» ITEMS
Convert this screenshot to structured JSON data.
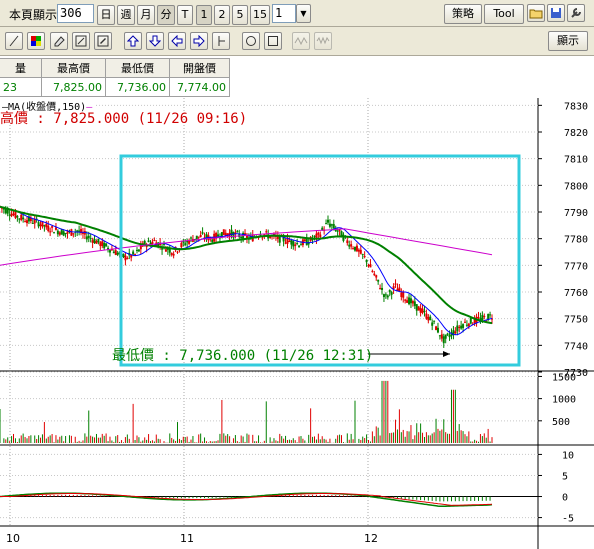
{
  "toolbar": {
    "page_display_label": "本頁顯示",
    "page_count": "306",
    "period_day": "日",
    "period_week": "週",
    "period_month": "月",
    "period_minute": "分",
    "period_tick": "T",
    "min_1": "1",
    "min_2": "2",
    "min_5": "5",
    "min_15": "15",
    "interval_value": "1",
    "strategy": "策略",
    "tool": "Tool",
    "show": "顯示"
  },
  "quote": {
    "headers": [
      "量",
      "最高價",
      "最低價",
      "開盤價"
    ],
    "values": [
      "23",
      "7,825.00",
      "7,736.00",
      "7,774.00"
    ]
  },
  "annotations": {
    "ma_label": "MA(收盤價,150)",
    "high": "高價 : 7,825.000 (11/26 09:16)",
    "low": "最低價 : 7,736.000 (11/26 12:31)"
  },
  "chart_data": {
    "type": "line",
    "price_axis": {
      "ticks": [
        7730,
        7740,
        7750,
        7760,
        7770,
        7780,
        7790,
        7800,
        7810,
        7820,
        7830
      ],
      "ylim": [
        7730,
        7832
      ]
    },
    "volume_axis": {
      "ticks": [
        500,
        1000,
        1500
      ]
    },
    "osc_axis": {
      "ticks": [
        -5,
        0,
        5,
        10
      ]
    },
    "x_tick_labels": [
      "10",
      "11",
      "12"
    ],
    "colors": {
      "candle_up": "#e00000",
      "candle_down": "#008000",
      "ma_short": "#0000ff",
      "ma_mid": "#008000",
      "ma_long": "#cc00cc",
      "highlight": "#33ccdd"
    },
    "price_close": [
      7792,
      7790,
      7788,
      7787,
      7786,
      7784,
      7783,
      7782,
      7783,
      7781,
      7779,
      7777,
      7775,
      7773,
      7774,
      7778,
      7779,
      7777,
      7775,
      7778,
      7780,
      7781,
      7780,
      7782,
      7782,
      7781,
      7780,
      7782,
      7781,
      7780,
      7779,
      7778,
      7779,
      7781,
      7786,
      7783,
      7779,
      7776,
      7772,
      7765,
      7758,
      7762,
      7758,
      7755,
      7752,
      7748,
      7742,
      7745,
      7748,
      7749,
      7750,
      7751
    ]
  }
}
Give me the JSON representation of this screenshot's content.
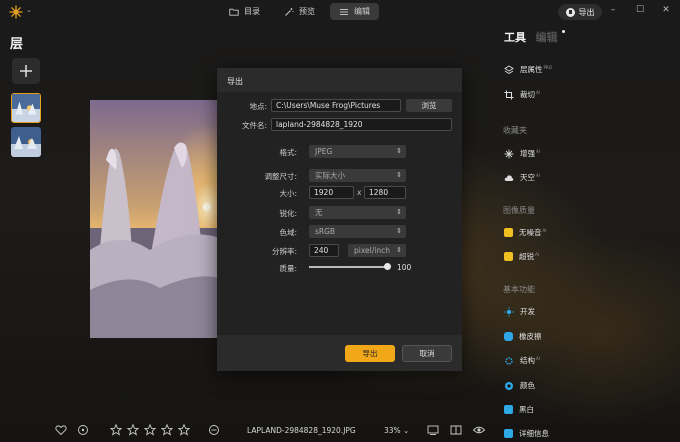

» WHAT IS EXPECTED
Write out every line above exactly as it is, leaving out the pictures.

» COMPLETED TASK
Convert this screenshot to structured JSON data.
{
  "toolbar": {
    "page_display_label": "本頁顯示",
    "page_count": "306",
    "period_day": "日",
    "period_week": "週",
    "period_month": "月",
    "period_minute": "分",
    "period_tick": "T",
    "min_1": "1",
    "min_2": "2",
    "min_5": "5",
    "min_15": "15",
    "interval_value": "1",
    "strategy": "策略",
    "tool": "Tool",
    "show": "顯示"
  },
  "quote": {
    "headers": [
      "量",
      "最高價",
      "最低價",
      "開盤價"
    ],
    "values": [
      "23",
      "7,825.00",
      "7,736.00",
      "7,774.00"
    ]
  },
  "annotations": {
    "ma_label": "MA(收盤價,150)",
    "high": "高價 : 7,825.000 (11/26 09:16)",
    "low": "最低價 : 7,736.000 (11/26 12:31)"
  },
  "chart_data": {
    "type": "line",
    "price_axis": {
      "ticks": [
        7730,
        7740,
        7750,
        7760,
        7770,
        7780,
        7790,
        7800,
        7810,
        7820,
        7830
      ],
      "ylim": [
        7730,
        7832
      ]
    },
    "volume_axis": {
      "ticks": [
        500,
        1000,
        1500
      ]
    },
    "osc_axis": {
      "ticks": [
        -5,
        0,
        5,
        10
      ]
    },
    "x_tick_labels": [
      "10",
      "11",
      "12"
    ],
    "colors": {
      "candle_up": "#e00000",
      "candle_down": "#008000",
      "ma_short": "#0000ff",
      "ma_mid": "#008000",
      "ma_long": "#cc00cc",
      "highlight": "#33ccdd"
    },
    "price_close": [
      7792,
      7790,
      7788,
      7787,
      7786,
      7784,
      7783,
      7782,
      7783,
      7781,
      7779,
      7777,
      7775,
      7773,
      7774,
      7778,
      7779,
      7777,
      7775,
      7778,
      7780,
      7781,
      7780,
      7782,
      7782,
      7781,
      7780,
      7782,
      7781,
      7780,
      7779,
      7778,
      7779,
      7781,
      7786,
      7783,
      7779,
      7776,
      7772,
      7765,
      7758,
      7762,
      7758,
      7755,
      7752,
      7748,
      7742,
      7745,
      7748,
      7749,
      7750,
      7751
    ]
  }
}
Give me the JSON representation of this screenshot's content.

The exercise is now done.